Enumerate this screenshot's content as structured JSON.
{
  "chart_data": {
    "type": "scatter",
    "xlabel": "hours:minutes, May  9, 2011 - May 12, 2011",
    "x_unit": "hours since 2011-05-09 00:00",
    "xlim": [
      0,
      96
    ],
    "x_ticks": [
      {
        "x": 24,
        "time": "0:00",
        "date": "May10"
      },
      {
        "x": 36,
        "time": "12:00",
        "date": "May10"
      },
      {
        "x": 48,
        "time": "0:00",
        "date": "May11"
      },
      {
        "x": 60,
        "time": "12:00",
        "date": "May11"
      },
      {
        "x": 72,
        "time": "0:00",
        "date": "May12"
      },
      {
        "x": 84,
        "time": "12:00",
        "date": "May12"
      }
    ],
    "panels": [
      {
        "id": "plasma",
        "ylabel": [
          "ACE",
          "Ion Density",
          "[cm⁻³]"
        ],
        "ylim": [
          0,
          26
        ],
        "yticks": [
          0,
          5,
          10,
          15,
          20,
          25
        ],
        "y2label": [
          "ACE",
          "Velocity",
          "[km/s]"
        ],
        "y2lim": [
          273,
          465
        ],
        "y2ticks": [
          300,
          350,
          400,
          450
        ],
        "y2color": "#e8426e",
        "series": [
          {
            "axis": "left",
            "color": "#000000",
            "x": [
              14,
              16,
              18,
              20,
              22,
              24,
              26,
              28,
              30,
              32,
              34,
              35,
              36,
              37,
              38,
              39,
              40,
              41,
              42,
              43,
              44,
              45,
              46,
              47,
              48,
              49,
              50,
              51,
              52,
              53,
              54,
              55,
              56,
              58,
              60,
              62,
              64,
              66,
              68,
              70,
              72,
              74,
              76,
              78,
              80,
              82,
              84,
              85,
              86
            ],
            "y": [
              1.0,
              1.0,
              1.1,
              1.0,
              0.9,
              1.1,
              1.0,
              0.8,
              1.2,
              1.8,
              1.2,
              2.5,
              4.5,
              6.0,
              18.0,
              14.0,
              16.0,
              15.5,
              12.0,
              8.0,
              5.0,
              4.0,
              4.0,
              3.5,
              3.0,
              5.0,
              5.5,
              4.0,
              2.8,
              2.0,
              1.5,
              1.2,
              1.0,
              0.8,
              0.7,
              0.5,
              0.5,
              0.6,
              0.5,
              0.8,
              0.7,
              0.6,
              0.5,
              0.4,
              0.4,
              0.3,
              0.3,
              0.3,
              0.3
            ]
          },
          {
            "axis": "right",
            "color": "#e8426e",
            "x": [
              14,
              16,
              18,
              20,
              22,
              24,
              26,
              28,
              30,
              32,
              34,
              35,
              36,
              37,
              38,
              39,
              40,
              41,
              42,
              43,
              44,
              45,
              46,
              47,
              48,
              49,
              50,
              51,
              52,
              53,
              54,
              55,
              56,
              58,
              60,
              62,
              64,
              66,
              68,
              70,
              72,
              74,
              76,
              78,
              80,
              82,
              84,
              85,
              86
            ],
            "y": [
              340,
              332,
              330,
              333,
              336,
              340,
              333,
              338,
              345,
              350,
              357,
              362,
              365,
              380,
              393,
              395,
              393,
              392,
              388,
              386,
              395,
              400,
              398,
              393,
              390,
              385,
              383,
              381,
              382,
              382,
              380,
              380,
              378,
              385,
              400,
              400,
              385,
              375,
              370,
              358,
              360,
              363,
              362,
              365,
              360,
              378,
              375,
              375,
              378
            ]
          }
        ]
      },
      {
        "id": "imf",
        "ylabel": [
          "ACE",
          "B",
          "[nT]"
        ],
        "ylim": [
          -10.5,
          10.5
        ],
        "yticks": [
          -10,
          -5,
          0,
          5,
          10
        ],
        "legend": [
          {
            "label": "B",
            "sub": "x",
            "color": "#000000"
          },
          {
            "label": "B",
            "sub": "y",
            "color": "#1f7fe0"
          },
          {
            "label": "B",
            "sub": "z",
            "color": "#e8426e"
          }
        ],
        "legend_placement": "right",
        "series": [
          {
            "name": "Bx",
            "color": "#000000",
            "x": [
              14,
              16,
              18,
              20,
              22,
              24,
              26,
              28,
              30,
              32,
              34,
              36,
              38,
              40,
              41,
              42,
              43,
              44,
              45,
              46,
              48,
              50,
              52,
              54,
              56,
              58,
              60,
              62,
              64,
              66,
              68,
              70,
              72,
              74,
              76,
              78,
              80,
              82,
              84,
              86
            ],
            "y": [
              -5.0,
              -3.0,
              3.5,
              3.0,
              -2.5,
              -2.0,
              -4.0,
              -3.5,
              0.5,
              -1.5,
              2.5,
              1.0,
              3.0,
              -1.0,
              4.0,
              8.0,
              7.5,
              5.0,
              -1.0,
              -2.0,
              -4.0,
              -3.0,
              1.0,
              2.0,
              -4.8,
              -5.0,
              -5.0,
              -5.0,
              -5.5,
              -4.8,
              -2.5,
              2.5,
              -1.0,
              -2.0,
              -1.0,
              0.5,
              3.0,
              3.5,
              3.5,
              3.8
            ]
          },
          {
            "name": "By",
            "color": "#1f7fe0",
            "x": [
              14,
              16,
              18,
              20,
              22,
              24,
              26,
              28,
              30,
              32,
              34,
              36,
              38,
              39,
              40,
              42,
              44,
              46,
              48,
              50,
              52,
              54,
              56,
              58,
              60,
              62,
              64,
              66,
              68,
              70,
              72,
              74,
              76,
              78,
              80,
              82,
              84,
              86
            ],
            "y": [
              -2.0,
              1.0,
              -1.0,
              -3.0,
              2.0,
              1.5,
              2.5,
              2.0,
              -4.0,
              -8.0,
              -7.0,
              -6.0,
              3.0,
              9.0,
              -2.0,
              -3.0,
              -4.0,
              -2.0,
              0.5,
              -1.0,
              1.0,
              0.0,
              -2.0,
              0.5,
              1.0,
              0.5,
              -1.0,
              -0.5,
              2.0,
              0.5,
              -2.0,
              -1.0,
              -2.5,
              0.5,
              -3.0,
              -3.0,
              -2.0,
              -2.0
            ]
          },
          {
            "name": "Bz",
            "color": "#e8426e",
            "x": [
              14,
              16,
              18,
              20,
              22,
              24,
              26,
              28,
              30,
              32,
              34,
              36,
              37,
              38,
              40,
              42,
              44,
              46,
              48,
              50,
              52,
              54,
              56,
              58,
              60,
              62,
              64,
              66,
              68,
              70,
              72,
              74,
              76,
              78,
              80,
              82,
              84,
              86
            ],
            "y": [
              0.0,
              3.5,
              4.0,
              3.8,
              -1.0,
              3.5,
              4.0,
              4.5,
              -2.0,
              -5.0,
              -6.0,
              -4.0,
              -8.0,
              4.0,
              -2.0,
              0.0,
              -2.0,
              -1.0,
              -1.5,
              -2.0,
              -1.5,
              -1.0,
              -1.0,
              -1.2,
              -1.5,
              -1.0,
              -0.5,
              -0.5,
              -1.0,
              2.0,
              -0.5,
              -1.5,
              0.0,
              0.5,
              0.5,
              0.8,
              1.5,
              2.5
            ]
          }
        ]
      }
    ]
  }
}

### [What the task requires]
Write the complete data out, exactly as above.

### [Solved exercise]
Enumerate this screenshot's content as structured JSON.
{
  "chart_data": {
    "type": "scatter",
    "xlabel": "hours:minutes, May  9, 2011 - May 12, 2011",
    "x_unit": "hours since 2011-05-09 00:00",
    "xlim": [
      0,
      96
    ],
    "x_ticks": [
      {
        "x": 24,
        "time": "0:00",
        "date": "May10"
      },
      {
        "x": 36,
        "time": "12:00",
        "date": "May10"
      },
      {
        "x": 48,
        "time": "0:00",
        "date": "May11"
      },
      {
        "x": 60,
        "time": "12:00",
        "date": "May11"
      },
      {
        "x": 72,
        "time": "0:00",
        "date": "May12"
      },
      {
        "x": 84,
        "time": "12:00",
        "date": "May12"
      }
    ],
    "panels": [
      {
        "id": "plasma",
        "ylabel": [
          "ACE",
          "Ion Density",
          "[cm⁻³]"
        ],
        "ylim": [
          0,
          26
        ],
        "yticks": [
          0,
          5,
          10,
          15,
          20,
          25
        ],
        "y2label": [
          "ACE",
          "Velocity",
          "[km/s]"
        ],
        "y2lim": [
          273,
          465
        ],
        "y2ticks": [
          300,
          350,
          400,
          450
        ],
        "y2color": "#e8426e",
        "series": [
          {
            "axis": "left",
            "color": "#000000",
            "x": [
              14,
              16,
              18,
              20,
              22,
              24,
              26,
              28,
              30,
              32,
              34,
              35,
              36,
              37,
              38,
              39,
              40,
              41,
              42,
              43,
              44,
              45,
              46,
              47,
              48,
              49,
              50,
              51,
              52,
              53,
              54,
              55,
              56,
              58,
              60,
              62,
              64,
              66,
              68,
              70,
              72,
              74,
              76,
              78,
              80,
              82,
              84,
              85,
              86
            ],
            "y": [
              1.0,
              1.0,
              1.1,
              1.0,
              0.9,
              1.1,
              1.0,
              0.8,
              1.2,
              1.8,
              1.2,
              2.5,
              4.5,
              6.0,
              18.0,
              14.0,
              16.0,
              15.5,
              12.0,
              8.0,
              5.0,
              4.0,
              4.0,
              3.5,
              3.0,
              5.0,
              5.5,
              4.0,
              2.8,
              2.0,
              1.5,
              1.2,
              1.0,
              0.8,
              0.7,
              0.5,
              0.5,
              0.6,
              0.5,
              0.8,
              0.7,
              0.6,
              0.5,
              0.4,
              0.4,
              0.3,
              0.3,
              0.3,
              0.3
            ]
          },
          {
            "axis": "right",
            "color": "#e8426e",
            "x": [
              14,
              16,
              18,
              20,
              22,
              24,
              26,
              28,
              30,
              32,
              34,
              35,
              36,
              37,
              38,
              39,
              40,
              41,
              42,
              43,
              44,
              45,
              46,
              47,
              48,
              49,
              50,
              51,
              52,
              53,
              54,
              55,
              56,
              58,
              60,
              62,
              64,
              66,
              68,
              70,
              72,
              74,
              76,
              78,
              80,
              82,
              84,
              85,
              86
            ],
            "y": [
              340,
              332,
              330,
              333,
              336,
              340,
              333,
              338,
              345,
              350,
              357,
              362,
              365,
              380,
              393,
              395,
              393,
              392,
              388,
              386,
              395,
              400,
              398,
              393,
              390,
              385,
              383,
              381,
              382,
              382,
              380,
              380,
              378,
              385,
              400,
              400,
              385,
              375,
              370,
              358,
              360,
              363,
              362,
              365,
              360,
              378,
              375,
              375,
              378
            ]
          }
        ]
      },
      {
        "id": "imf",
        "ylabel": [
          "ACE",
          "B",
          "[nT]"
        ],
        "ylim": [
          -10.5,
          10.5
        ],
        "yticks": [
          -10,
          -5,
          0,
          5,
          10
        ],
        "legend": [
          {
            "label": "B",
            "sub": "x",
            "color": "#000000"
          },
          {
            "label": "B",
            "sub": "y",
            "color": "#1f7fe0"
          },
          {
            "label": "B",
            "sub": "z",
            "color": "#e8426e"
          }
        ],
        "legend_placement": "right",
        "series": [
          {
            "name": "Bx",
            "color": "#000000",
            "x": [
              14,
              16,
              18,
              20,
              22,
              24,
              26,
              28,
              30,
              32,
              34,
              36,
              38,
              40,
              41,
              42,
              43,
              44,
              45,
              46,
              48,
              50,
              52,
              54,
              56,
              58,
              60,
              62,
              64,
              66,
              68,
              70,
              72,
              74,
              76,
              78,
              80,
              82,
              84,
              86
            ],
            "y": [
              -5.0,
              -3.0,
              3.5,
              3.0,
              -2.5,
              -2.0,
              -4.0,
              -3.5,
              0.5,
              -1.5,
              2.5,
              1.0,
              3.0,
              -1.0,
              4.0,
              8.0,
              7.5,
              5.0,
              -1.0,
              -2.0,
              -4.0,
              -3.0,
              1.0,
              2.0,
              -4.8,
              -5.0,
              -5.0,
              -5.0,
              -5.5,
              -4.8,
              -2.5,
              2.5,
              -1.0,
              -2.0,
              -1.0,
              0.5,
              3.0,
              3.5,
              3.5,
              3.8
            ]
          },
          {
            "name": "By",
            "color": "#1f7fe0",
            "x": [
              14,
              16,
              18,
              20,
              22,
              24,
              26,
              28,
              30,
              32,
              34,
              36,
              38,
              39,
              40,
              42,
              44,
              46,
              48,
              50,
              52,
              54,
              56,
              58,
              60,
              62,
              64,
              66,
              68,
              70,
              72,
              74,
              76,
              78,
              80,
              82,
              84,
              86
            ],
            "y": [
              -2.0,
              1.0,
              -1.0,
              -3.0,
              2.0,
              1.5,
              2.5,
              2.0,
              -4.0,
              -8.0,
              -7.0,
              -6.0,
              3.0,
              9.0,
              -2.0,
              -3.0,
              -4.0,
              -2.0,
              0.5,
              -1.0,
              1.0,
              0.0,
              -2.0,
              0.5,
              1.0,
              0.5,
              -1.0,
              -0.5,
              2.0,
              0.5,
              -2.0,
              -1.0,
              -2.5,
              0.5,
              -3.0,
              -3.0,
              -2.0,
              -2.0
            ]
          },
          {
            "name": "Bz",
            "color": "#e8426e",
            "x": [
              14,
              16,
              18,
              20,
              22,
              24,
              26,
              28,
              30,
              32,
              34,
              36,
              37,
              38,
              40,
              42,
              44,
              46,
              48,
              50,
              52,
              54,
              56,
              58,
              60,
              62,
              64,
              66,
              68,
              70,
              72,
              74,
              76,
              78,
              80,
              82,
              84,
              86
            ],
            "y": [
              0.0,
              3.5,
              4.0,
              3.8,
              -1.0,
              3.5,
              4.0,
              4.5,
              -2.0,
              -5.0,
              -6.0,
              -4.0,
              -8.0,
              4.0,
              -2.0,
              0.0,
              -2.0,
              -1.0,
              -1.5,
              -2.0,
              -1.5,
              -1.0,
              -1.0,
              -1.2,
              -1.5,
              -1.0,
              -0.5,
              -0.5,
              -1.0,
              2.0,
              -0.5,
              -1.5,
              0.0,
              0.5,
              0.5,
              0.8,
              1.5,
              2.5
            ]
          }
        ]
      }
    ]
  }
}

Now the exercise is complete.